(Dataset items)
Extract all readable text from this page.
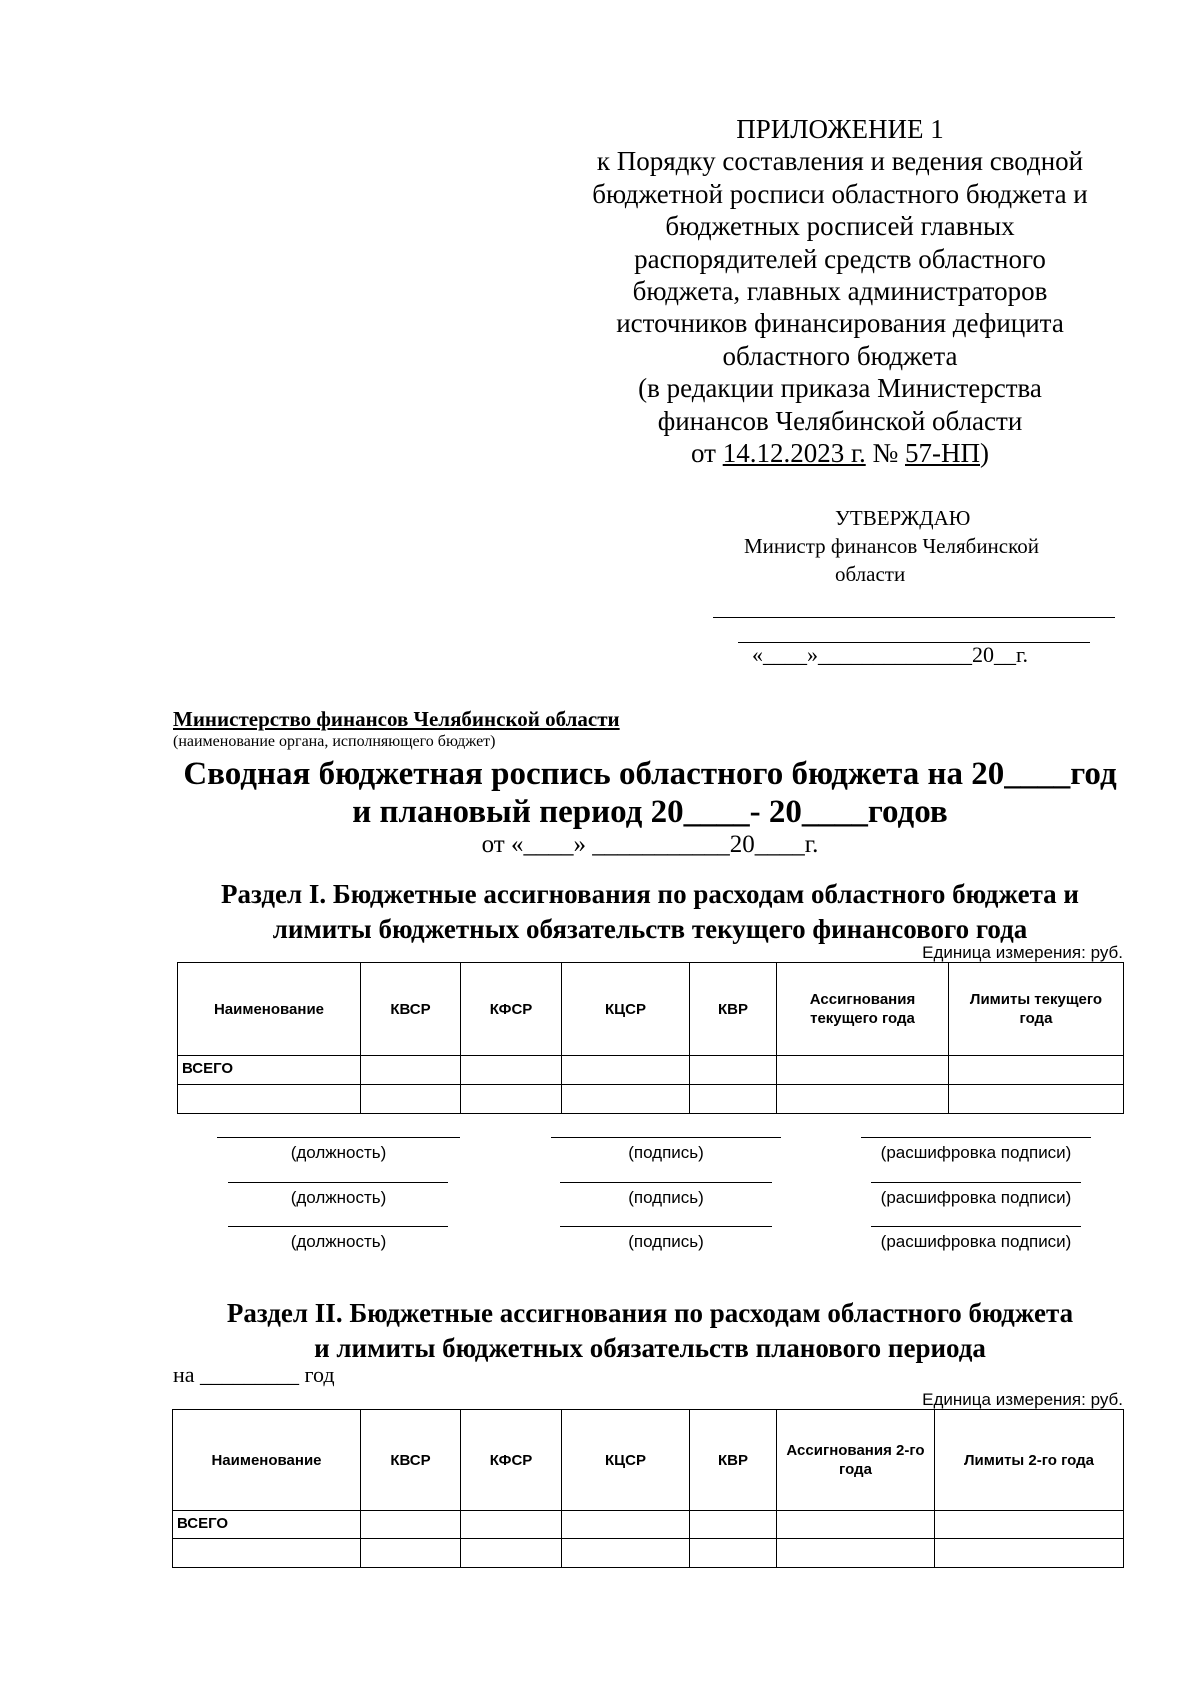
ПРИЛОЖЕНИЕ 1
к Порядку составления и ведения сводной
бюджетной росписи областного бюджета и
бюджетных росписей главных
распорядителей средств областного
бюджета, главных администраторов
источников финансирования дефицита
областного бюджета
(в редакции приказа Министерства
финансов Челябинской области
от 14.12.2023 г. № 57-НП)
УТВЕРЖДАЮ
Министр финансов Челябинской
области
«____»______________20__г.
Министерство финансов Челябинской области
(наименование органа, исполняющего бюджет)
Сводная бюджетная роспись областного бюджета на 20____год
и плановый период 20____- 20____годов
от «____» ___________20____г.
Раздел I. Бюджетные ассигнования по расходам областного бюджета и
лимиты бюджетных обязательств текущего финансового года
Единица измерения: руб.
Наименование	КВСР	КФСР	КЦСР	КВР	Ассигнования текущего года	Лимиты текущего года
ВСЕГО						

(должность)	(подпись)	(расшифровка подписи)
(должность)	(подпись)	(расшифровка подписи)
(должность)	(подпись)	(расшифровка подписи)
Раздел II. Бюджетные ассигнования по расходам областного бюджета
и лимиты бюджетных обязательств планового периода
на _________ год
Единица измерения: руб.
Наименование	КВСР	КФСР	КЦСР	КВР	Ассигнования 2-го года	Лимиты 2-го года
ВСЕГО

EXERCISE AIM:
Write down every line of the data above that includes the string "Раздел".

SOLUTION TO THIS TASK:
Раздел I. Бюджетные ассигнования по расходам областного бюджета и
Раздел II. Бюджетные ассигнования по расходам областного бюджета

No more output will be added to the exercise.